TASK BRIEF —
Omit every picture and write out the rest of the records exactly.

DATA FOR THE TASK —

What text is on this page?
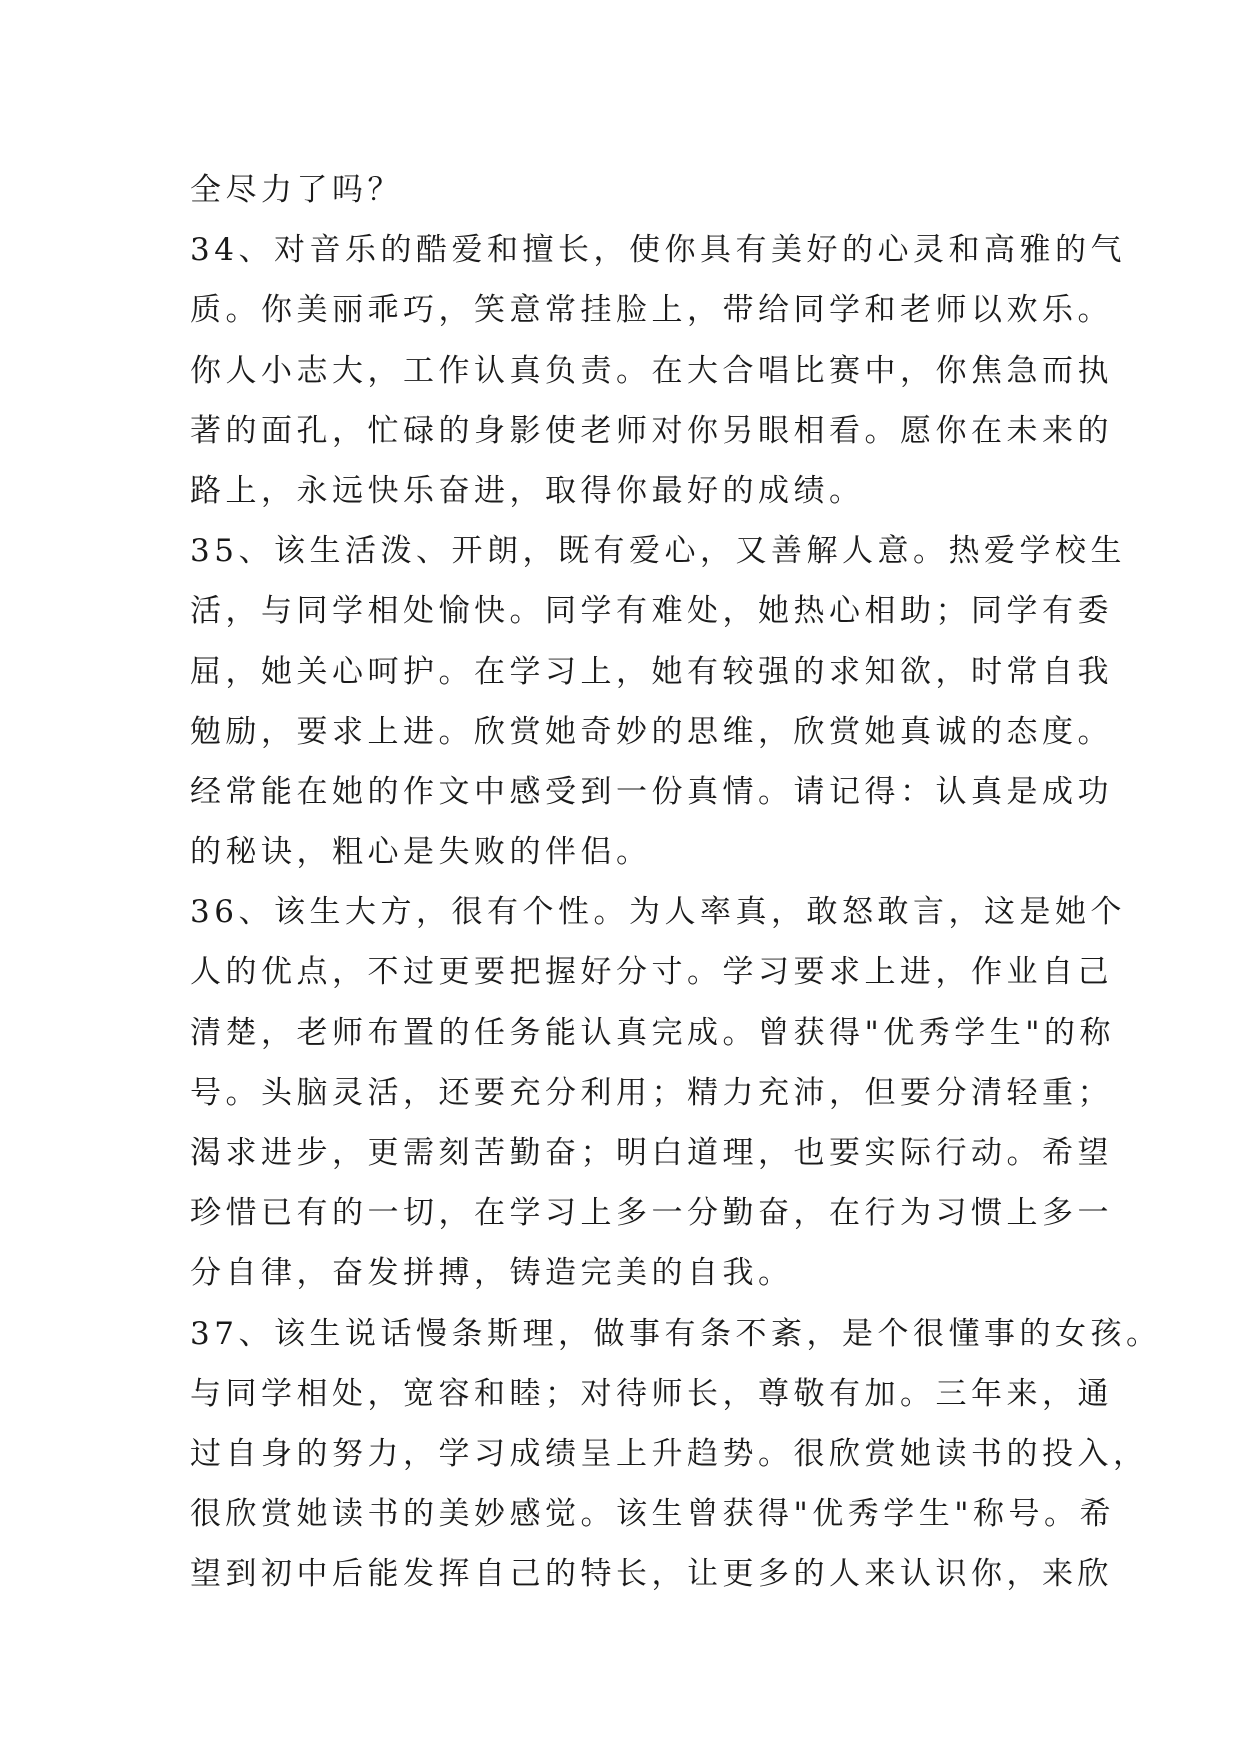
全尽力了吗？
34、对音乐的酷爱和擅长，使你具有美好的心灵和高雅的气
质。你美丽乖巧，笑意常挂脸上，带给同学和老师以欢乐。
你人小志大，工作认真负责。在大合唱比赛中，你焦急而执
著的面孔，忙碌的身影使老师对你另眼相看。愿你在未来的
路上，永远快乐奋进，取得你最好的成绩。
35、该生活泼、开朗，既有爱心，又善解人意。热爱学校生
活，与同学相处愉快。同学有难处，她热心相助；同学有委
屈，她关心呵护。在学习上，她有较强的求知欲，时常自我
勉励，要求上进。欣赏她奇妙的思维，欣赏她真诚的态度。
经常能在她的作文中感受到一份真情。请记得：认真是成功
的秘诀，粗心是失败的伴侣。
36、该生大方，很有个性。为人率真，敢怒敢言，这是她个
人的优点，不过更要把握好分寸。学习要求上进，作业自己
清楚，老师布置的任务能认真完成。曾获得"优秀学生"的称
号。头脑灵活，还要充分利用；精力充沛，但要分清轻重；
渴求进步，更需刻苦勤奋；明白道理，也要实际行动。希望
珍惜已有的一切，在学习上多一分勤奋，在行为习惯上多一
分自律，奋发拼搏，铸造完美的自我。
37、该生说话慢条斯理，做事有条不紊，是个很懂事的女孩。
与同学相处，宽容和睦；对待师长，尊敬有加。三年来，通
过自身的努力，学习成绩呈上升趋势。很欣赏她读书的投入，
很欣赏她读书的美妙感觉。该生曾获得"优秀学生"称号。希
望到初中后能发挥自己的特长，让更多的人来认识你，来欣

TASK ANSWER —
What text is on this page?
全尽力了吗？
34、对音乐的酷爱和擅长，使你具有美好的心灵和高雅的气
质。你美丽乖巧，笑意常挂脸上，带给同学和老师以欢乐。
你人小志大，工作认真负责。在大合唱比赛中，你焦急而执
著的面孔，忙碌的身影使老师对你另眼相看。愿你在未来的
路上，永远快乐奋进，取得你最好的成绩。
35、该生活泼、开朗，既有爱心，又善解人意。热爱学校生
活，与同学相处愉快。同学有难处，她热心相助；同学有委
屈，她关心呵护。在学习上，她有较强的求知欲，时常自我
勉励，要求上进。欣赏她奇妙的思维，欣赏她真诚的态度。
经常能在她的作文中感受到一份真情。请记得：认真是成功
的秘诀，粗心是失败的伴侣。
36、该生大方，很有个性。为人率真，敢怒敢言，这是她个
人的优点，不过更要把握好分寸。学习要求上进，作业自己
清楚，老师布置的任务能认真完成。曾获得"优秀学生"的称
号。头脑灵活，还要充分利用；精力充沛，但要分清轻重；
渴求进步，更需刻苦勤奋；明白道理，也要实际行动。希望
珍惜已有的一切，在学习上多一分勤奋，在行为习惯上多一
分自律，奋发拼搏，铸造完美的自我。
37、该生说话慢条斯理，做事有条不紊，是个很懂事的女孩。
与同学相处，宽容和睦；对待师长，尊敬有加。三年来，通
过自身的努力，学习成绩呈上升趋势。很欣赏她读书的投入，
很欣赏她读书的美妙感觉。该生曾获得"优秀学生"称号。希
望到初中后能发挥自己的特长，让更多的人来认识你，来欣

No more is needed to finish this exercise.